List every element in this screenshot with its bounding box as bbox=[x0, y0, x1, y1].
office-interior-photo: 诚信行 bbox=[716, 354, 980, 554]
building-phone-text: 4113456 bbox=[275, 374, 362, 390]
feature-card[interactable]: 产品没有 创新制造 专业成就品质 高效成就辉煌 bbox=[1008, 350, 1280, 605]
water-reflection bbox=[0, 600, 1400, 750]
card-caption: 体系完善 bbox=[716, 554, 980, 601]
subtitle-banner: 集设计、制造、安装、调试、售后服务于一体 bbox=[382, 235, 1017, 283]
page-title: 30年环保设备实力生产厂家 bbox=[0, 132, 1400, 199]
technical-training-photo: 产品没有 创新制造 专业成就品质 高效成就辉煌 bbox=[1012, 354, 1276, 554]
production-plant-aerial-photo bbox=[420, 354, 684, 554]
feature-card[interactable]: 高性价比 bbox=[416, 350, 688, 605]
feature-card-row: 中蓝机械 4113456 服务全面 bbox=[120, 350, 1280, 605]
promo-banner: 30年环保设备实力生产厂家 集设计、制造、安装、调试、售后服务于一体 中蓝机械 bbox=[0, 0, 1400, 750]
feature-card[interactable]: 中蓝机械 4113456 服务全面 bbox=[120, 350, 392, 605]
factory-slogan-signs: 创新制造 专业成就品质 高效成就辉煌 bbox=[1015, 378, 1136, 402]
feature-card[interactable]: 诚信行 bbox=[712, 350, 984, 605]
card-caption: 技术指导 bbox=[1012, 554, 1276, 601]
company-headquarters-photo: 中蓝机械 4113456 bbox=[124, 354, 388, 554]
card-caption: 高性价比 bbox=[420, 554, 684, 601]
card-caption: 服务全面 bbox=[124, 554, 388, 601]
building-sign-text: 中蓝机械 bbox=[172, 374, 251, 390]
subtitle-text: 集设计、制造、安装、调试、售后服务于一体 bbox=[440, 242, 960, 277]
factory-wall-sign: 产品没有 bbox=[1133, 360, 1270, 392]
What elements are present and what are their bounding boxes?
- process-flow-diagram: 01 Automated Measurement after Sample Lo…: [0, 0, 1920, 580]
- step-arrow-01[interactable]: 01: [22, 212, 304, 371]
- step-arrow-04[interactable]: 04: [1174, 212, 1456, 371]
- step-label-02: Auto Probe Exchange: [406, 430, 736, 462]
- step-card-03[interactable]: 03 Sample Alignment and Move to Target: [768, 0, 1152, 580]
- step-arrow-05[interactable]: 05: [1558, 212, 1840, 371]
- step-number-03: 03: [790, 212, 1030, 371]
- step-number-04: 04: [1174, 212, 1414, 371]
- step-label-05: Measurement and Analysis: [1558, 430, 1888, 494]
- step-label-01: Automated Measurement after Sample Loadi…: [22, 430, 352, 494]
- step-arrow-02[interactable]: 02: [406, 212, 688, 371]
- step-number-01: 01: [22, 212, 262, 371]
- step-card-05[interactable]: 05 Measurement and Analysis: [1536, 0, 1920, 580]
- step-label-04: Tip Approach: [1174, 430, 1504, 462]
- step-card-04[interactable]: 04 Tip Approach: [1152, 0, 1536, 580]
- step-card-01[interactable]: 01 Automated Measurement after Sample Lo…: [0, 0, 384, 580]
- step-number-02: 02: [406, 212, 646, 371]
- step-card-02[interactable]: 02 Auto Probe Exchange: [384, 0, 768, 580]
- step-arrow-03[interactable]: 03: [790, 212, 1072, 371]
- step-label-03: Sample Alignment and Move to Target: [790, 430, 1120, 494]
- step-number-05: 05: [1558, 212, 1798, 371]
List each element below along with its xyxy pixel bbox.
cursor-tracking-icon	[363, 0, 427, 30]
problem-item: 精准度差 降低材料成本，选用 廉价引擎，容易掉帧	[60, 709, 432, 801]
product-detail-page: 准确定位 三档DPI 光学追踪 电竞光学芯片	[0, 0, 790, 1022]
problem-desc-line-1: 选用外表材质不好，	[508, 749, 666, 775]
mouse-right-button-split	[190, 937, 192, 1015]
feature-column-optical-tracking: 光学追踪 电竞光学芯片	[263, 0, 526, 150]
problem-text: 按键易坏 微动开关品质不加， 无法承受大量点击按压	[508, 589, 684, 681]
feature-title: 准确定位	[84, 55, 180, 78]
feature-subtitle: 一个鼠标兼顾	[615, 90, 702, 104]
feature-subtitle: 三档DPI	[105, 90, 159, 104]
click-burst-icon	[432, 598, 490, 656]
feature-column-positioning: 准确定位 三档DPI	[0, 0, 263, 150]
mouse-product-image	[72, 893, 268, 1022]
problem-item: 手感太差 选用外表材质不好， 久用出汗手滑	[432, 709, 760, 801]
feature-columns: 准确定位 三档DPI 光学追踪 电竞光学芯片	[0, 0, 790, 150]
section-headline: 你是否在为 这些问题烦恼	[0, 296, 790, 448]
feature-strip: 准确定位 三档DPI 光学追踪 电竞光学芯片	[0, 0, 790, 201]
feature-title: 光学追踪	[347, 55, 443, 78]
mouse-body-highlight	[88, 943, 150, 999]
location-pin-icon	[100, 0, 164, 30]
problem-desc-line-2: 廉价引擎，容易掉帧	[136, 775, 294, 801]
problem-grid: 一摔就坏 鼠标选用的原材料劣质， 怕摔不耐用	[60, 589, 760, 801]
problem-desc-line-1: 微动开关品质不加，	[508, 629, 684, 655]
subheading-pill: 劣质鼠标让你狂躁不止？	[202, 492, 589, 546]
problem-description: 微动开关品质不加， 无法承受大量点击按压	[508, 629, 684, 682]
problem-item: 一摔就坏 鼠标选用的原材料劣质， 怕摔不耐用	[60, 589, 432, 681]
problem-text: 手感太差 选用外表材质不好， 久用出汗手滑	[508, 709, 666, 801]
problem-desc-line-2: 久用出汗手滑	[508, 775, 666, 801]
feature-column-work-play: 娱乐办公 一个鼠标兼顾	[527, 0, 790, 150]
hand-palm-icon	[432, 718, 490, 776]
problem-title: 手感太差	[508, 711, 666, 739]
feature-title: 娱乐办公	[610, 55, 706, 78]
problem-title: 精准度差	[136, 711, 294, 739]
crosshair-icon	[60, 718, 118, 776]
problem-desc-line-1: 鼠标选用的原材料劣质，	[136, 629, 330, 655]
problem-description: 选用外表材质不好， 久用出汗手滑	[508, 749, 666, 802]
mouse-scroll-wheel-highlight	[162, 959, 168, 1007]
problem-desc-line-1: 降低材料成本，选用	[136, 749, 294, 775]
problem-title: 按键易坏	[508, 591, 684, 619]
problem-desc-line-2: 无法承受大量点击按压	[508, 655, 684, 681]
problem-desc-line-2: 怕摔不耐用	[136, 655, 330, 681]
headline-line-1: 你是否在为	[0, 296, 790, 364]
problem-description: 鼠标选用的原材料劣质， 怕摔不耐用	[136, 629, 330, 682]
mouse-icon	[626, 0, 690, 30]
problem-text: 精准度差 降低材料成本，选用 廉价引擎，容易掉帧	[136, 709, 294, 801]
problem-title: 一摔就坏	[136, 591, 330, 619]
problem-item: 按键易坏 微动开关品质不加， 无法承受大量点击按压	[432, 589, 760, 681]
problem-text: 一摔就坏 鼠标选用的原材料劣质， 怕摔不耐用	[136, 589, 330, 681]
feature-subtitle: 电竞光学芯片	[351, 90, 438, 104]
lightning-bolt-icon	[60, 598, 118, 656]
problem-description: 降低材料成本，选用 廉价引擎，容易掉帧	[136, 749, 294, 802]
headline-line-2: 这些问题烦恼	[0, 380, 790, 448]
□ □ □ □
* Given problem *
Copy the lines of the listing above word for word, from the very first line through the line containing "feature-card[interactable]: 中蓝机械 4113456", with both ends included.

* Expected answer *
List every element in this screenshot with its bounding box as bbox=[x0, y0, x1, y1].
office-interior-photo: 诚信行 bbox=[716, 354, 980, 554]
building-phone-text: 4113456 bbox=[275, 374, 362, 390]
feature-card[interactable]: 产品没有 创新制造 专业成就品质 高效成就辉煌 bbox=[1008, 350, 1280, 605]
water-reflection bbox=[0, 600, 1400, 750]
card-caption: 体系完善 bbox=[716, 554, 980, 601]
subtitle-banner: 集设计、制造、安装、调试、售后服务于一体 bbox=[382, 235, 1017, 283]
page-title: 30年环保设备实力生产厂家 bbox=[0, 132, 1400, 199]
technical-training-photo: 产品没有 创新制造 专业成就品质 高效成就辉煌 bbox=[1012, 354, 1276, 554]
production-plant-aerial-photo bbox=[420, 354, 684, 554]
feature-card[interactable]: 高性价比 bbox=[416, 350, 688, 605]
feature-card-row: 中蓝机械 4113456 服务全面 bbox=[120, 350, 1280, 605]
promo-banner: 30年环保设备实力生产厂家 集设计、制造、安装、调试、售后服务于一体 中蓝机械 bbox=[0, 0, 1400, 750]
feature-card[interactable]: 中蓝机械 4113456 服务全面 bbox=[120, 350, 392, 605]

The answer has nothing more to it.